* EXPLORE THE MATERIAL
#1 In the article on contextual ads for online video, what method is Google using to place ads within multimedia content?
#2 Pick up the article on contextual ads in online video where it ends and keep writing it.

* SOURCE EXTRACT
Host of Players Look to Bring Contextual Ads to Online Video-
Google, Growing Number of Upstarts Race to Build Technology—but
Will Anyone’s System Be Effective?
By: Abbey Klaassen
NEW YORK (AdAge.com)—Looking for the AdSense of video? So are a lot of others, including Google, which last week announced it would expand AdSense to include ads in online video content.
“The Office’: One firm used the sitcom as a model to demonstrate ad-serving technology.
Google, for its part, is relying on manual targeting to place ads within that multimedia content, but it joins an ever-expanding marketplace of technology, companies hoping to bring contextual targeting to audio and video content, using nifty techniques such as speech-to-text and image recognition to detect what’s happening inside a piece of multimedia content. But whether such means of placing ads will be effective or whether they present a better targeting tactic than demographic or vertical targeting remains a big question mark.
Other Players
Many of the companies in this space have used their technology for other
applications and now see an opportunity to repurpose it for the advertising
market. Digitalsmiths, for example, was using its audio and image recognition
to index TV Shows so networks and stations could locate clips for promos.

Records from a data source

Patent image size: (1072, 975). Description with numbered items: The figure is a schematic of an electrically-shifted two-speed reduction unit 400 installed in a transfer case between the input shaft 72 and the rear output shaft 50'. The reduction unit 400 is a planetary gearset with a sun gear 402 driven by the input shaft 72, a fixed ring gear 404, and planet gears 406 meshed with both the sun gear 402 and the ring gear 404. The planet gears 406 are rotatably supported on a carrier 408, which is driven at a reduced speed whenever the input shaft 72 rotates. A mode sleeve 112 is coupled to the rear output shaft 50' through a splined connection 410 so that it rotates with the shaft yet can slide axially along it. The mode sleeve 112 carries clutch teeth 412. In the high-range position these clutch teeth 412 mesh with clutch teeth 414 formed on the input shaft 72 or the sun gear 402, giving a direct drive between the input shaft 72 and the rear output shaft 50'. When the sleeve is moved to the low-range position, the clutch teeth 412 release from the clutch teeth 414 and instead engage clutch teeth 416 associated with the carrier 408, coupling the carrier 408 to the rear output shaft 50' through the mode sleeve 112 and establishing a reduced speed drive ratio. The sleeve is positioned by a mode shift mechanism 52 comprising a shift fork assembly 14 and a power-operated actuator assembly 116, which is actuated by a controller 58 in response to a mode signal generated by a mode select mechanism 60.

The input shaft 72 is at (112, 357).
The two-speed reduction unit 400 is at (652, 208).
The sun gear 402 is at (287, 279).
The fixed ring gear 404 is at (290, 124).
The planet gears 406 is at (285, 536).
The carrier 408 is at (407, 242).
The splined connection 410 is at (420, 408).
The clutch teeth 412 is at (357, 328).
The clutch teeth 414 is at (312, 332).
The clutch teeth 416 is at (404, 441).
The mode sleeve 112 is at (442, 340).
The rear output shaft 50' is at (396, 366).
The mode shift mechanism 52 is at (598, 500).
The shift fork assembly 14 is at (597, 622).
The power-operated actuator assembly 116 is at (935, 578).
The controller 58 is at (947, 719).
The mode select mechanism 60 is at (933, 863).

* YOUR RESPONSES
#1 Manual targeting.

#2
Wizzard Media is a voice-recognition company that has worked with corporations
such as IBM and AT&T but now hopes to apply its speech-to-text technology
to contextual podcast advertising. The market also includes
YuMe Networks, which discerns a video’s content to sort it into
vertical categories; ScanScout and Adapt.tv, which hope to place contextual
ads along the bottom of videos to complement pre- and post-roll advertising;
and PodZinger, which uses audio-recognition technology to allow consumers
to search for podcasts and advertisers place relevant ads within them.
“If pre-rolls and 15s and 30s will be representative of a vast amount of inventory and the industry expects TV dollars to shift, the more targeting the better,” said Ian Schafer, CEO of Deep Focus, an independent digital agency.
Recently, executives at Digitalsmiths demonstrated how their technology
could work in an episode of NBC’s “The Office.” (Digitalsmiths
does not have a deal with NBC to use its technology for advertising.)
Ian Schafer, CEO of Deep Focus, says that in the current environment, “the
more targeting the better.”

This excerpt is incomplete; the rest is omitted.